# WHAT IS REQUIRED
Reproduce all entries verbatim, with nothing added or dropped.

* start DATASET CONTENT *

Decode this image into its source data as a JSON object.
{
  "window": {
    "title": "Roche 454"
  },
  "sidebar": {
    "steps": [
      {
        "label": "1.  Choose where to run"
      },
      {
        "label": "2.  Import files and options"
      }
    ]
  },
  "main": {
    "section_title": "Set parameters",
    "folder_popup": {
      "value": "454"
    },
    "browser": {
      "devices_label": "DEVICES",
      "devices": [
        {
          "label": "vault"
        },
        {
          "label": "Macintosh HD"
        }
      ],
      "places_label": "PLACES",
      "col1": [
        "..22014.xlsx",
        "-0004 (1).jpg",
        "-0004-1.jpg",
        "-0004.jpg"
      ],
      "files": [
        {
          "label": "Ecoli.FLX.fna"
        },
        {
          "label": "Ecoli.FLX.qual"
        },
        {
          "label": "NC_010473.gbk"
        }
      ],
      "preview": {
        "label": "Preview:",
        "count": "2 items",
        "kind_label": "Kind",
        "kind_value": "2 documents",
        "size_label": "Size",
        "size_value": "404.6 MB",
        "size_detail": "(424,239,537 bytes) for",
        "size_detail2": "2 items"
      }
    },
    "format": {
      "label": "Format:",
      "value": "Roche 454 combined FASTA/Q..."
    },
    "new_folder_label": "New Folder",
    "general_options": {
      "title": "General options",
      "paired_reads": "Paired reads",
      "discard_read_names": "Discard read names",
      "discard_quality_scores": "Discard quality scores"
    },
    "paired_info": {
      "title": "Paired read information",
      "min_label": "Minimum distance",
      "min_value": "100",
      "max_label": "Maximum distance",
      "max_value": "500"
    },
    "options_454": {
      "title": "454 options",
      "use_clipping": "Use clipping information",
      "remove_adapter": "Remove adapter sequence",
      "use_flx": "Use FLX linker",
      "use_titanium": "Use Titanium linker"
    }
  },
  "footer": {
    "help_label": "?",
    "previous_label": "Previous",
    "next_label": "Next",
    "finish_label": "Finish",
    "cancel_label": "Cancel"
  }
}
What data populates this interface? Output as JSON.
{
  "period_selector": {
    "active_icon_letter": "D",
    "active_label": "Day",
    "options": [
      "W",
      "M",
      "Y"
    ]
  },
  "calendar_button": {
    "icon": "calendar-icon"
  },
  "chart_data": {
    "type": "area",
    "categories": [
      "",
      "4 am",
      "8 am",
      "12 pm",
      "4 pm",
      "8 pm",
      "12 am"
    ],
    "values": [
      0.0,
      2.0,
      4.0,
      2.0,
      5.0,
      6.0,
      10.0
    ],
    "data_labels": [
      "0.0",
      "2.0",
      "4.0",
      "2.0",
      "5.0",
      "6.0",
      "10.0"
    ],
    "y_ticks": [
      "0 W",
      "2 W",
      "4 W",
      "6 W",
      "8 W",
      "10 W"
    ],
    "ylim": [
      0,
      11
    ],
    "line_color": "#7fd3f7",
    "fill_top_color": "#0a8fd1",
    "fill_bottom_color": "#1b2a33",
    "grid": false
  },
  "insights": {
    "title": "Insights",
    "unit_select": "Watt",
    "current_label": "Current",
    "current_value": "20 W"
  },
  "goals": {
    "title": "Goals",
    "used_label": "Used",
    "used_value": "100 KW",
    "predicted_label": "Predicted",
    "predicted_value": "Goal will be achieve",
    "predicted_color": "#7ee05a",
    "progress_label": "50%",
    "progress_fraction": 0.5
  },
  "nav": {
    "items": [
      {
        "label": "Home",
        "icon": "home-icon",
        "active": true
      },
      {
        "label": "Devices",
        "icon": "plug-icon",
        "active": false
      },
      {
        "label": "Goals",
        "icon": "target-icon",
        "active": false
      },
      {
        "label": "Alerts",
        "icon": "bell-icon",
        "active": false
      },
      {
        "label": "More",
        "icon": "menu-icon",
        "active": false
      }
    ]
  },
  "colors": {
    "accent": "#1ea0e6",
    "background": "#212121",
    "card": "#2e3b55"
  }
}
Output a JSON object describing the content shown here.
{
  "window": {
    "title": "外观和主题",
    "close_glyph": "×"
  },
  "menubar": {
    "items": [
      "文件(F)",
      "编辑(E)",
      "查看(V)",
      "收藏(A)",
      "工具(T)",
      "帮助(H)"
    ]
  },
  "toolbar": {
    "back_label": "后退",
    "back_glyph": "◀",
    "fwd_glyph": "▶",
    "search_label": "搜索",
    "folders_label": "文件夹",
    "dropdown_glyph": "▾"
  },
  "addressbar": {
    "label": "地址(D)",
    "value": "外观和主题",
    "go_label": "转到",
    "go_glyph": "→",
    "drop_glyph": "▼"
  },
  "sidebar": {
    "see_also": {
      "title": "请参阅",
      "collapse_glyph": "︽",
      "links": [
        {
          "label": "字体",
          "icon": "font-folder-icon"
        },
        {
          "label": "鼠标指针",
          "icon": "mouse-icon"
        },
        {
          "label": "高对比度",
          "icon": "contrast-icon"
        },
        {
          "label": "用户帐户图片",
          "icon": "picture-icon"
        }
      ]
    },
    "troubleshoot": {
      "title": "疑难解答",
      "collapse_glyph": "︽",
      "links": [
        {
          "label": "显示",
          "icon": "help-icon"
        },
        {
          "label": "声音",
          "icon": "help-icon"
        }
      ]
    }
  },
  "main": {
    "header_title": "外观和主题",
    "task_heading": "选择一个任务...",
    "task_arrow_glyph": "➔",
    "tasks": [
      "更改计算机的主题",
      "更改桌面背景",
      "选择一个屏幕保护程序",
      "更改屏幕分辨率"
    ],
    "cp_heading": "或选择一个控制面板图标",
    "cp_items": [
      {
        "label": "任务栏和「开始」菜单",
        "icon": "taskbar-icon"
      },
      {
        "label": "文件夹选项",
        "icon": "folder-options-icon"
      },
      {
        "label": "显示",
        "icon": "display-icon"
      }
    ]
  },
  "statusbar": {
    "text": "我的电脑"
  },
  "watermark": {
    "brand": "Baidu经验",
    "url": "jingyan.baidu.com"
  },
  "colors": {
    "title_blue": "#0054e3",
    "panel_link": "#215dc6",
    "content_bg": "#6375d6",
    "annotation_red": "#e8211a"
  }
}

* end DATASET CONTENT *

# WRITTEN ANSWER
Decode this image into its source data as a JSON object.
{
  "window": {
    "title": "Roche 454"
  },
  "sidebar": {
    "steps": [
      {
        "label": "1.  Choose where to run"
      },
      {
        "label": "2.  Import files and options"
      }
    ]
  },
  "main": {
    "section_title": "Set parameters",
    "folder_popup": {
      "value": "454"
    },
    "browser": {
      "devices_label": "DEVICES",
      "devices": [
        {
          "label": "vault"
        },
        {
          "label": "Macintosh HD"
        }
      ],
      "places_label": "PLACES",
      "col1": [
        "..22014.xlsx",
        "-0004 (1).jpg",
        "-0004-1.jpg",
        "-0004.jpg"
      ],
      "files": [
        {
          "label": "Ecoli.FLX.fna"
        },
        {
          "label": "Ecoli.FLX.qual"
        },
        {
          "label": "NC_010473.gbk"
        }
      ],
      "preview": {
        "label": "Preview:",
        "count": "2 items",
        "kind_label": "Kind",
        "kind_value": "2 documents",
        "size_label": "Size",
        "size_value": "404.6 MB",
        "size_detail": "(424,239,537 bytes) for",
        "size_detail2": "2 items"
      }
    },
    "format": {
      "label": "Format:",
      "value": "Roche 454 combined FASTA/Q..."
    },
    "new_folder_label": "New Folder",
    "general_options": {
      "title": "General options",
      "paired_reads": "Paired reads",
      "discard_read_names": "Discard read names",
      "discard_quality_scores": "Discard quality scores"
    },
    "paired_info": {
      "title": "Paired read information",
      "min_label": "Minimum distance",
      "min_value": "100",
      "max_label": "Maximum distance",
      "max_value": "500"
    },
    "options_454": {
      "title": "454 options",
      "use_clipping": "Use clipping information",
      "remove_adapter": "Remove adapter sequence",
      "use_flx": "Use FLX linker",
      "use_titanium": "Use Titanium linker"
    }
  },
  "footer": {
    "help_label": "?",
    "previous_label": "Previous",
    "next_label": "Next",
    "finish_label": "Finish",
    "cancel_label": "Cancel"
  }
}
What data populates this interface? Output as JSON.
{
  "period_selector": {
    "active_icon_letter": "D",
    "active_label": "Day",
    "options": [
      "W",
      "M",
      "Y"
    ]
  },
  "calendar_button": {
    "icon": "calendar-icon"
  },
  "chart_data": {
    "type": "area",
    "categories": [
      "",
      "4 am",
      "8 am",
      "12 pm",
      "4 pm",
      "8 pm",
      "12 am"
    ],
    "values": [
      0.0,
      2.0,
      4.0,
      2.0,
      5.0,
      6.0,
      10.0
    ],
    "data_labels": [
      "0.0",
      "2.0",
      "4.0",
      "2.0",
      "5.0",
      "6.0",
      "10.0"
    ],
    "y_ticks": [
      "0 W",
      "2 W",
      "4 W",
      "6 W",
      "8 W",
      "10 W"
    ],
    "ylim": [
      0,
      11
    ],
    "line_color": "#7fd3f7",
    "fill_top_color": "#0a8fd1",
    "fill_bottom_color": "#1b2a33",
    "grid": false
  },
  "insights": {
    "title": "Insights",
    "unit_select": "Watt",
    "current_label": "Current",
    "current_value": "20 W"
  },
  "goals": {
    "title": "Goals",
    "used_label": "Used",
    "used_value": "100 KW",
    "predicted_label": "Predicted",
    "predicted_value": "Goal will be achieve",
    "predicted_color": "#7ee05a",
    "progress_label": "50%",
    "progress_fraction": 0.5
  },
  "nav": {
    "items": [
      {
        "label": "Home",
        "icon": "home-icon",
        "active": true
      },
      {
        "label": "Devices",
        "icon": "plug-icon",
        "active": false
      },
      {
        "label": "Goals",
        "icon": "target-icon",
        "active": false
      },
      {
        "label": "Alerts",
        "icon": "bell-icon",
        "active": false
      },
      {
        "label": "More",
        "icon": "menu-icon",
        "active": false
      }
    ]
  },
  "colors": {
    "accent": "#1ea0e6",
    "background": "#212121",
    "card": "#2e3b55"
  }
}
Output a JSON object describing the content shown here.
{
  "window": {
    "title": "外观和主题",
    "close_glyph": "×"
  },
  "menubar": {
    "items": [
      "文件(F)",
      "编辑(E)",
      "查看(V)",
      "收藏(A)",
      "工具(T)",
      "帮助(H)"
    ]
  },
  "toolbar": {
    "back_label": "后退",
    "back_glyph": "◀",
    "fwd_glyph": "▶",
    "search_label": "搜索",
    "folders_label": "文件夹",
    "dropdown_glyph": "▾"
  },
  "addressbar": {
    "label": "地址(D)",
    "value": "外观和主题",
    "go_label": "转到",
    "go_glyph": "→",
    "drop_glyph": "▼"
  },
  "sidebar": {
    "see_also": {
      "title": "请参阅",
      "collapse_glyph": "︽",
      "links": [
        {
          "label": "字体",
          "icon": "font-folder-icon"
        },
        {
          "label": "鼠标指针",
          "icon": "mouse-icon"
        },
        {
          "label": "高对比度",
          "icon": "contrast-icon"
        },
        {
          "label": "用户帐户图片",
          "icon": "picture-icon"
        }
      ]
    },
    "troubleshoot": {
      "title": "疑难解答",
      "collapse_glyph": "︽",
      "links": [
        {
          "label": "显示",
          "icon": "help-icon"
        },
        {
          "label": "声音",
          "icon": "help-icon"
        }
      ]
    }
  },
  "main": {
    "header_title": "外观和主题",
    "task_heading": "选择一个任务...",
    "task_arrow_glyph": "➔",
    "tasks": [
      "更改计算机的主题",
      "更改桌面背景",
      "选择一个屏幕保护程序",
      "更改屏幕分辨率"
    ],
    "cp_heading": "或选择一个控制面板图标",
    "cp_items": [
      {
        "label": "任务栏和「开始」菜单",
        "icon": "taskbar-icon"
      },
      {
        "label": "文件夹选项",
        "icon": "folder-options-icon"
      },
      {
        "label": "显示",
        "icon": "display-icon"
      }
    ]
  },
  "statusbar": {
    "text": "我的电脑"
  },
  "watermark": {
    "brand": "Baidu经验",
    "url": "jingyan.baidu.com"
  },
  "colors": {
    "title_blue": "#0054e3",
    "panel_link": "#215dc6",
    "content_bg": "#6375d6",
    "annotation_red": "#e8211a"
  }
}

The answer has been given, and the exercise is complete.